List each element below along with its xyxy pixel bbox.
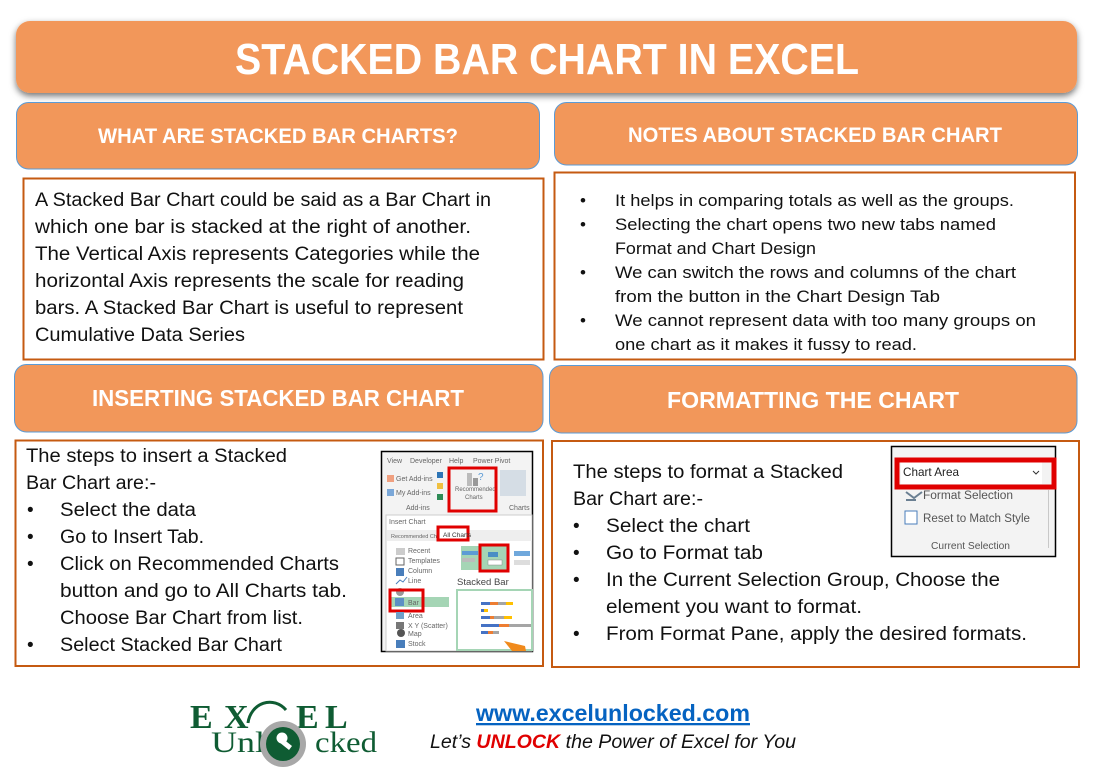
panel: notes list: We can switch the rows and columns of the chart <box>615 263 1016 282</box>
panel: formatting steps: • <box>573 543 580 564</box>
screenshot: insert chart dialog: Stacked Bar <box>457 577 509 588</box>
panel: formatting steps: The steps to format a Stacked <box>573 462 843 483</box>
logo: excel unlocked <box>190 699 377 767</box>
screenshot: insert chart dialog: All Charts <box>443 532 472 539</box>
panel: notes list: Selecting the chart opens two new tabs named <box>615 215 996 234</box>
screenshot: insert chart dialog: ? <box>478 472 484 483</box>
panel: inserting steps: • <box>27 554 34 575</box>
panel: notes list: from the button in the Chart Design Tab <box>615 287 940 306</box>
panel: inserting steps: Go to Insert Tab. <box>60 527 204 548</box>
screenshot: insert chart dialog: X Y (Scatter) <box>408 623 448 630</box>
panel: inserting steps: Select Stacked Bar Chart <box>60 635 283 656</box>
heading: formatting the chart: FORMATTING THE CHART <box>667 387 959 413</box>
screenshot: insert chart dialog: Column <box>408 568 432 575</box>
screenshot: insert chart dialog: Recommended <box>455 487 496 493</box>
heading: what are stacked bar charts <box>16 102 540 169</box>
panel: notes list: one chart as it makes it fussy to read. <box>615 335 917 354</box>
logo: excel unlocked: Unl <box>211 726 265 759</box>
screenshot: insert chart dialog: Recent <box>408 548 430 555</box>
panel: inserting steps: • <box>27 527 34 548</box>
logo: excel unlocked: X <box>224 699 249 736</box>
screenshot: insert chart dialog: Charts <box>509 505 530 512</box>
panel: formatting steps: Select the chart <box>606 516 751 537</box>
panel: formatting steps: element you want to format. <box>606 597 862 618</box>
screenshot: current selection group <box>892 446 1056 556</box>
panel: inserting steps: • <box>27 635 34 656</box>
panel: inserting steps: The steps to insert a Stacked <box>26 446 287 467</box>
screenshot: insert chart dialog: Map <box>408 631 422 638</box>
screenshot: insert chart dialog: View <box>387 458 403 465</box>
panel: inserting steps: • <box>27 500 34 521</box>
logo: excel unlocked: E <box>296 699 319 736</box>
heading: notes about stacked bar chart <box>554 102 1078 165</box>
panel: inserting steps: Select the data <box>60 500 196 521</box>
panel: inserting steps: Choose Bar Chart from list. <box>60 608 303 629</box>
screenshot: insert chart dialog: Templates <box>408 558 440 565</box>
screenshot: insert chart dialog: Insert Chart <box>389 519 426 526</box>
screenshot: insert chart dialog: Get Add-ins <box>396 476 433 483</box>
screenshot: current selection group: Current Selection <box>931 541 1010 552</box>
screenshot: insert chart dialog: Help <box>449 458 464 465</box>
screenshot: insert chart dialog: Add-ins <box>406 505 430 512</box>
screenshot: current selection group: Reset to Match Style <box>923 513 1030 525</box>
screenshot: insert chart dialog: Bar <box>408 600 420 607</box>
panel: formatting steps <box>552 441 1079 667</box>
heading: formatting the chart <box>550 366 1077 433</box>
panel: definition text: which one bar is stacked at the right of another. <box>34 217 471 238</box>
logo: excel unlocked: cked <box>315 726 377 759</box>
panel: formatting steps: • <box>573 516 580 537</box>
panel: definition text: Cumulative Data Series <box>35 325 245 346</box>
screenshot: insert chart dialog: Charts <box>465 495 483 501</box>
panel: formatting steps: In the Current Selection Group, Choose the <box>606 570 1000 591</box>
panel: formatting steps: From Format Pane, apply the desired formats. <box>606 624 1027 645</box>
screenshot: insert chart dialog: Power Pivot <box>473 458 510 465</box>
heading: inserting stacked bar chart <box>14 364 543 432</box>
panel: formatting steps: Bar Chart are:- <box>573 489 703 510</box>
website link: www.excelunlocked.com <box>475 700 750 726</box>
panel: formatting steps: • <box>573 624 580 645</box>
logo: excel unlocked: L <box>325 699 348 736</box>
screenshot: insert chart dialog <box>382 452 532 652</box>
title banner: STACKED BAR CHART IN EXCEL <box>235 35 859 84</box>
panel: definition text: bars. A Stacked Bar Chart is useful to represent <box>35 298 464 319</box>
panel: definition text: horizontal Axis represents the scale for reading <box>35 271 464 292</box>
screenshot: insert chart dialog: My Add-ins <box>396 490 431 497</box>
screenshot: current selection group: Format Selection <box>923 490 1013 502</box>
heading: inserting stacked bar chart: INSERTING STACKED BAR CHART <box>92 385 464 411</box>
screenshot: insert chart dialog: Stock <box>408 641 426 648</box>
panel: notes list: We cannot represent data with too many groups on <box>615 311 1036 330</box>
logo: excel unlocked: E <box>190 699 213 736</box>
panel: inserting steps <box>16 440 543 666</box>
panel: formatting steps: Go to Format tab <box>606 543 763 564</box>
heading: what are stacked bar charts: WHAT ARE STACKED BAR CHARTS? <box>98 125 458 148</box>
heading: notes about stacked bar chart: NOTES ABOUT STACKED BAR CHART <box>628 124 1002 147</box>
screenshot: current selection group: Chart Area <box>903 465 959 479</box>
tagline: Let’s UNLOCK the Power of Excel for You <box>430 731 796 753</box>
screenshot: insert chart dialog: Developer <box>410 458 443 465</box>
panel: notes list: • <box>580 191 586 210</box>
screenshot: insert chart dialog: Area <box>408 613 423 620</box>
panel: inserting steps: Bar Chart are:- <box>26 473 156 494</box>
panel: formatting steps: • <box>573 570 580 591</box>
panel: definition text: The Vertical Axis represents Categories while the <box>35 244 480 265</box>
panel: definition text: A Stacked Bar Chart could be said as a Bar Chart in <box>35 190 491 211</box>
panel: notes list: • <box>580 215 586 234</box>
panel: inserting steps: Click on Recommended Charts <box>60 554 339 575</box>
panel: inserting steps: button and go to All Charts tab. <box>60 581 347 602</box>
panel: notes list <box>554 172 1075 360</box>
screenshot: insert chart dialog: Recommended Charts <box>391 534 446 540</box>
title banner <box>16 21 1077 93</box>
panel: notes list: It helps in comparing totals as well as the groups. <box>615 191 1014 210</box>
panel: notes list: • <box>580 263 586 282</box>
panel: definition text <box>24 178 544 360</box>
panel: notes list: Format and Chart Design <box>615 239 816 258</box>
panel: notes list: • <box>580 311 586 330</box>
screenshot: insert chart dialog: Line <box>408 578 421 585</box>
⁂
-- EXERCISE DETAILS --
Copy all the rows above line for line, without changing anything, and leave out the picture lines.

-- SOLUTION TO THIS TASK --
List each element below along with its xyxy pixel bbox.
panel: notes list: We can switch the rows and columns of the chart <box>615 263 1016 282</box>
panel: formatting steps: • <box>573 543 580 564</box>
screenshot: insert chart dialog: Stacked Bar <box>457 577 509 588</box>
panel: formatting steps: The steps to format a Stacked <box>573 462 843 483</box>
logo: excel unlocked <box>190 699 377 767</box>
screenshot: insert chart dialog: All Charts <box>443 532 472 539</box>
panel: notes list: Selecting the chart opens two new tabs named <box>615 215 996 234</box>
screenshot: insert chart dialog: ? <box>478 472 484 483</box>
panel: inserting steps: • <box>27 554 34 575</box>
panel: notes list: from the button in the Chart Design Tab <box>615 287 940 306</box>
panel: inserting steps: Go to Insert Tab. <box>60 527 204 548</box>
screenshot: insert chart dialog: X Y (Scatter) <box>408 623 448 630</box>
panel: inserting steps: Select Stacked Bar Chart <box>60 635 283 656</box>
heading: formatting the chart: FORMATTING THE CHART <box>667 387 959 413</box>
screenshot: insert chart dialog: Column <box>408 568 432 575</box>
screenshot: insert chart dialog: Recommended <box>455 487 496 493</box>
heading: what are stacked bar charts <box>16 102 540 169</box>
panel: notes list: one chart as it makes it fussy to read. <box>615 335 917 354</box>
logo: excel unlocked: Unl <box>211 726 265 759</box>
screenshot: insert chart dialog: Recent <box>408 548 430 555</box>
panel: inserting steps: • <box>27 527 34 548</box>
logo: excel unlocked: X <box>224 699 249 736</box>
screenshot: insert chart dialog: Charts <box>509 505 530 512</box>
panel: formatting steps: Select the chart <box>606 516 751 537</box>
panel: formatting steps: element you want to format. <box>606 597 862 618</box>
screenshot: current selection group <box>892 446 1056 556</box>
panel: inserting steps: • <box>27 635 34 656</box>
panel: inserting steps: The steps to insert a Stacked <box>26 446 287 467</box>
screenshot: insert chart dialog: Map <box>408 631 422 638</box>
screenshot: insert chart dialog: View <box>387 458 403 465</box>
panel: inserting steps: • <box>27 500 34 521</box>
logo: excel unlocked: E <box>296 699 319 736</box>
heading: notes about stacked bar chart <box>554 102 1078 165</box>
panel: inserting steps: Select the data <box>60 500 196 521</box>
panel: inserting steps: Choose Bar Chart from list. <box>60 608 303 629</box>
screenshot: insert chart dialog: Templates <box>408 558 440 565</box>
screenshot: insert chart dialog: Insert Chart <box>389 519 426 526</box>
screenshot: insert chart dialog: Get Add-ins <box>396 476 433 483</box>
screenshot: current selection group: Current Selection <box>931 541 1010 552</box>
screenshot: insert chart dialog: Help <box>449 458 464 465</box>
screenshot: insert chart dialog: Add-ins <box>406 505 430 512</box>
screenshot: current selection group: Reset to Match Style <box>923 513 1030 525</box>
screenshot: insert chart dialog: Bar <box>408 600 420 607</box>
panel: formatting steps <box>552 441 1079 667</box>
heading: formatting the chart <box>550 366 1077 433</box>
panel: definition text: which one bar is stacked at the right of another. <box>34 217 471 238</box>
logo: excel unlocked: cked <box>315 726 377 759</box>
panel: formatting steps: • <box>573 516 580 537</box>
panel: definition text: Cumulative Data Series <box>35 325 245 346</box>
screenshot: insert chart dialog: Charts <box>465 495 483 501</box>
panel: formatting steps: In the Current Selection Group, Choose the <box>606 570 1000 591</box>
panel: formatting steps: From Format Pane, apply the desired formats. <box>606 624 1027 645</box>
screenshot: insert chart dialog: Power Pivot <box>473 458 510 465</box>
heading: inserting stacked bar chart <box>14 364 543 432</box>
panel: formatting steps: Bar Chart are:- <box>573 489 703 510</box>
website link: www.excelunlocked.com <box>475 700 750 726</box>
panel: formatting steps: • <box>573 624 580 645</box>
logo: excel unlocked: L <box>325 699 348 736</box>
screenshot: insert chart dialog <box>382 452 532 652</box>
title banner: STACKED BAR CHART IN EXCEL <box>235 35 859 84</box>
panel: definition text: bars. A Stacked Bar Chart is useful to represent <box>35 298 464 319</box>
panel: definition text: horizontal Axis represents the scale for reading <box>35 271 464 292</box>
screenshot: insert chart dialog: My Add-ins <box>396 490 431 497</box>
screenshot: current selection group: Format Selection <box>923 490 1013 502</box>
heading: inserting stacked bar chart: INSERTING STACKED BAR CHART <box>92 385 464 411</box>
screenshot: insert chart dialog: Stock <box>408 641 426 648</box>
panel: notes list: We cannot represent data with too many groups on <box>615 311 1036 330</box>
logo: excel unlocked: E <box>190 699 213 736</box>
panel: inserting steps <box>16 440 543 666</box>
panel: formatting steps: Go to Format tab <box>606 543 763 564</box>
heading: what are stacked bar charts: WHAT ARE STACKED BAR CHARTS? <box>98 125 458 148</box>
heading: notes about stacked bar chart: NOTES ABOUT STACKED BAR CHART <box>628 124 1002 147</box>
screenshot: current selection group: Chart Area <box>903 465 959 479</box>
tagline: Let’s UNLOCK the Power of Excel for You <box>430 731 796 753</box>
screenshot: insert chart dialog: Developer <box>410 458 443 465</box>
panel: notes list: • <box>580 191 586 210</box>
screenshot: insert chart dialog: Area <box>408 613 423 620</box>
panel: inserting steps: Bar Chart are:- <box>26 473 156 494</box>
panel: formatting steps: • <box>573 570 580 591</box>
panel: definition text: The Vertical Axis represents Categories while the <box>35 244 480 265</box>
panel: definition text: A Stacked Bar Chart could be said as a Bar Chart in <box>35 190 491 211</box>
panel: notes list: • <box>580 215 586 234</box>
panel: inserting steps: Click on Recommended Charts <box>60 554 339 575</box>
panel: inserting steps: button and go to All Charts tab. <box>60 581 347 602</box>
panel: notes list <box>554 172 1075 360</box>
screenshot: insert chart dialog: Recommended Charts <box>391 534 446 540</box>
title banner <box>16 21 1077 93</box>
panel: notes list: It helps in comparing totals as well as the groups. <box>615 191 1014 210</box>
panel: notes list: • <box>580 263 586 282</box>
panel: definition text <box>24 178 544 360</box>
panel: notes list: Format and Chart Design <box>615 239 816 258</box>
panel: notes list: • <box>580 311 586 330</box>
screenshot: insert chart dialog: Line <box>408 578 421 585</box>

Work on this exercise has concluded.